PROBLEM TO SOLVE
Produce a verbatim copy of the entries listed below.

[Stored data entries]
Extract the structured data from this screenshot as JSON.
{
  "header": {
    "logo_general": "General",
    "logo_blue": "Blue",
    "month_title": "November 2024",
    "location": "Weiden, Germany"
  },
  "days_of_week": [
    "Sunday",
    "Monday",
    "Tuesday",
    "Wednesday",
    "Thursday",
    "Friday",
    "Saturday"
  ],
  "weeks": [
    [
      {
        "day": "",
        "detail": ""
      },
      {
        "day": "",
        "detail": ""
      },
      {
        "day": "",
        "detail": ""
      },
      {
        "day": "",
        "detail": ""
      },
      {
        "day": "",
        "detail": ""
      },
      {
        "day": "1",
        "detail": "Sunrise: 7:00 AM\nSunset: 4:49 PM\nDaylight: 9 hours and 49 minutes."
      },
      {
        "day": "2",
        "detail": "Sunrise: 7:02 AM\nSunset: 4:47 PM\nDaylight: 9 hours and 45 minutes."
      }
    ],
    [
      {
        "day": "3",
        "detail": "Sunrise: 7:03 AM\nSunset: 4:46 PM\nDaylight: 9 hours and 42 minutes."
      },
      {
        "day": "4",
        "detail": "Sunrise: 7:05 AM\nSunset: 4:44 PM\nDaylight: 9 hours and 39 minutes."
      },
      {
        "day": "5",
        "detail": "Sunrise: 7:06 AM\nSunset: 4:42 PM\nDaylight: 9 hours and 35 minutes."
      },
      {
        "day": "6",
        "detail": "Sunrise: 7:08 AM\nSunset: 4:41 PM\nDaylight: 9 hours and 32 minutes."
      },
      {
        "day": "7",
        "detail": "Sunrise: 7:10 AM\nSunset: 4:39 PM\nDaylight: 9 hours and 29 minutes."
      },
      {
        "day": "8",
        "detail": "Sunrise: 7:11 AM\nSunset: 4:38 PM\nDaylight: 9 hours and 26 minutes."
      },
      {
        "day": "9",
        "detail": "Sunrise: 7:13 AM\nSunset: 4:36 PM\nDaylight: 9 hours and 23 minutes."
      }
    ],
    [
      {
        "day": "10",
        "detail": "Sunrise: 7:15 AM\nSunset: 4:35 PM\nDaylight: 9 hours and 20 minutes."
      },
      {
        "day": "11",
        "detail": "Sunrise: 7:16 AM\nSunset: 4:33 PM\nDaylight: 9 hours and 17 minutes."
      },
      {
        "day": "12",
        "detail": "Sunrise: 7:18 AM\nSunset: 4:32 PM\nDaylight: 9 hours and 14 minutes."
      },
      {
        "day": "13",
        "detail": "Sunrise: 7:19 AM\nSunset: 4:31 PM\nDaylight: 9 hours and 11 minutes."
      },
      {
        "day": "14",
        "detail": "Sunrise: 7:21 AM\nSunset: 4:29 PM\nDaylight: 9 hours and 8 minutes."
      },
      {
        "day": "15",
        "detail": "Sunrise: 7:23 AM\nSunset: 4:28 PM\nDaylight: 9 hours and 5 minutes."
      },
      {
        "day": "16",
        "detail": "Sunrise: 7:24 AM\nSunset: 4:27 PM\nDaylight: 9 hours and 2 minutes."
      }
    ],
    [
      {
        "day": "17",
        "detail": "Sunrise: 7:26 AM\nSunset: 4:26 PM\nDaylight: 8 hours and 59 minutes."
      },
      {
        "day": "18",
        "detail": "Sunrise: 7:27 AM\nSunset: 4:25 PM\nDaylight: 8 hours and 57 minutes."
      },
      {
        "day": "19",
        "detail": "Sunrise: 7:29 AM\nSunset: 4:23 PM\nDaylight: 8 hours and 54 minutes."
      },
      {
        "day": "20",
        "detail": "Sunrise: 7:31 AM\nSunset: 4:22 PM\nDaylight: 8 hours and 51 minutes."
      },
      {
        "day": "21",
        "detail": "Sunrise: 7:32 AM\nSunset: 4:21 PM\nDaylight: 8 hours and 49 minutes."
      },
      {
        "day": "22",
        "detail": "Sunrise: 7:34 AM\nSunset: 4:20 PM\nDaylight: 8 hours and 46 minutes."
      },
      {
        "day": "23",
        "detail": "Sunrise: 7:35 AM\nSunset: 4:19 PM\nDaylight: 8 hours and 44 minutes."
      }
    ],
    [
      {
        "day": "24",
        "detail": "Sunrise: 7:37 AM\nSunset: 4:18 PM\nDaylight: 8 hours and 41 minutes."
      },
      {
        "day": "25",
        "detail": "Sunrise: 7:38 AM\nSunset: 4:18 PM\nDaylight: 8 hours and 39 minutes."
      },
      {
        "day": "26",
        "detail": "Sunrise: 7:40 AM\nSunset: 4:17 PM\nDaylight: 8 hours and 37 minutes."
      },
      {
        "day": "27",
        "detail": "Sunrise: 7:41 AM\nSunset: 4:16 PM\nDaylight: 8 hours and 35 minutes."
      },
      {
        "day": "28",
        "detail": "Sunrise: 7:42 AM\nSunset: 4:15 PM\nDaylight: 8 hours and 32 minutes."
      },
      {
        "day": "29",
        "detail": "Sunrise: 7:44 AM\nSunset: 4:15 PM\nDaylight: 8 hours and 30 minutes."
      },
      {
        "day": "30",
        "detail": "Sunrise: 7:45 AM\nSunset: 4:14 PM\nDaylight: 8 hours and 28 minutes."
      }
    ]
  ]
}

FINISHED TASK
Extract the structured data from this screenshot as JSON.
{
  "header": {
    "logo_general": "General",
    "logo_blue": "Blue",
    "month_title": "November 2024",
    "location": "Weiden, Germany"
  },
  "days_of_week": [
    "Sunday",
    "Monday",
    "Tuesday",
    "Wednesday",
    "Thursday",
    "Friday",
    "Saturday"
  ],
  "weeks": [
    [
      {
        "day": "",
        "detail": ""
      },
      {
        "day": "",
        "detail": ""
      },
      {
        "day": "",
        "detail": ""
      },
      {
        "day": "",
        "detail": ""
      },
      {
        "day": "",
        "detail": ""
      },
      {
        "day": "1",
        "detail": "Sunrise: 7:00 AM\nSunset: 4:49 PM\nDaylight: 9 hours and 49 minutes."
      },
      {
        "day": "2",
        "detail": "Sunrise: 7:02 AM\nSunset: 4:47 PM\nDaylight: 9 hours and 45 minutes."
      }
    ],
    [
      {
        "day": "3",
        "detail": "Sunrise: 7:03 AM\nSunset: 4:46 PM\nDaylight: 9 hours and 42 minutes."
      },
      {
        "day": "4",
        "detail": "Sunrise: 7:05 AM\nSunset: 4:44 PM\nDaylight: 9 hours and 39 minutes."
      },
      {
        "day": "5",
        "detail": "Sunrise: 7:06 AM\nSunset: 4:42 PM\nDaylight: 9 hours and 35 minutes."
      },
      {
        "day": "6",
        "detail": "Sunrise: 7:08 AM\nSunset: 4:41 PM\nDaylight: 9 hours and 32 minutes."
      },
      {
        "day": "7",
        "detail": "Sunrise: 7:10 AM\nSunset: 4:39 PM\nDaylight: 9 hours and 29 minutes."
      },
      {
        "day": "8",
        "detail": "Sunrise: 7:11 AM\nSunset: 4:38 PM\nDaylight: 9 hours and 26 minutes."
      },
      {
        "day": "9",
        "detail": "Sunrise: 7:13 AM\nSunset: 4:36 PM\nDaylight: 9 hours and 23 minutes."
      }
    ],
    [
      {
        "day": "10",
        "detail": "Sunrise: 7:15 AM\nSunset: 4:35 PM\nDaylight: 9 hours and 20 minutes."
      },
      {
        "day": "11",
        "detail": "Sunrise: 7:16 AM\nSunset: 4:33 PM\nDaylight: 9 hours and 17 minutes."
      },
      {
        "day": "12",
        "detail": "Sunrise: 7:18 AM\nSunset: 4:32 PM\nDaylight: 9 hours and 14 minutes."
      },
      {
        "day": "13",
        "detail": "Sunrise: 7:19 AM\nSunset: 4:31 PM\nDaylight: 9 hours and 11 minutes."
      },
      {
        "day": "14",
        "detail": "Sunrise: 7:21 AM\nSunset: 4:29 PM\nDaylight: 9 hours and 8 minutes."
      },
      {
        "day": "15",
        "detail": "Sunrise: 7:23 AM\nSunset: 4:28 PM\nDaylight: 9 hours and 5 minutes."
      },
      {
        "day": "16",
        "detail": "Sunrise: 7:24 AM\nSunset: 4:27 PM\nDaylight: 9 hours and 2 minutes."
      }
    ],
    [
      {
        "day": "17",
        "detail": "Sunrise: 7:26 AM\nSunset: 4:26 PM\nDaylight: 8 hours and 59 minutes."
      },
      {
        "day": "18",
        "detail": "Sunrise: 7:27 AM\nSunset: 4:25 PM\nDaylight: 8 hours and 57 minutes."
      },
      {
        "day": "19",
        "detail": "Sunrise: 7:29 AM\nSunset: 4:23 PM\nDaylight: 8 hours and 54 minutes."
      },
      {
        "day": "20",
        "detail": "Sunrise: 7:31 AM\nSunset: 4:22 PM\nDaylight: 8 hours and 51 minutes."
      },
      {
        "day": "21",
        "detail": "Sunrise: 7:32 AM\nSunset: 4:21 PM\nDaylight: 8 hours and 49 minutes."
      },
      {
        "day": "22",
        "detail": "Sunrise: 7:34 AM\nSunset: 4:20 PM\nDaylight: 8 hours and 46 minutes."
      },
      {
        "day": "23",
        "detail": "Sunrise: 7:35 AM\nSunset: 4:19 PM\nDaylight: 8 hours and 44 minutes."
      }
    ],
    [
      {
        "day": "24",
        "detail": "Sunrise: 7:37 AM\nSunset: 4:18 PM\nDaylight: 8 hours and 41 minutes."
      },
      {
        "day": "25",
        "detail": "Sunrise: 7:38 AM\nSunset: 4:18 PM\nDaylight: 8 hours and 39 minutes."
      },
      {
        "day": "26",
        "detail": "Sunrise: 7:40 AM\nSunset: 4:17 PM\nDaylight: 8 hours and 37 minutes."
      },
      {
        "day": "27",
        "detail": "Sunrise: 7:41 AM\nSunset: 4:16 PM\nDaylight: 8 hours and 35 minutes."
      },
      {
        "day": "28",
        "detail": "Sunrise: 7:42 AM\nSunset: 4:15 PM\nDaylight: 8 hours and 32 minutes."
      },
      {
        "day": "29",
        "detail": "Sunrise: 7:44 AM\nSunset: 4:15 PM\nDaylight: 8 hours and 30 minutes."
      },
      {
        "day": "30",
        "detail": "Sunrise: 7:45 AM\nSunset: 4:14 PM\nDaylight: 8 hours and 28 minutes."
      }
    ]
  ]
}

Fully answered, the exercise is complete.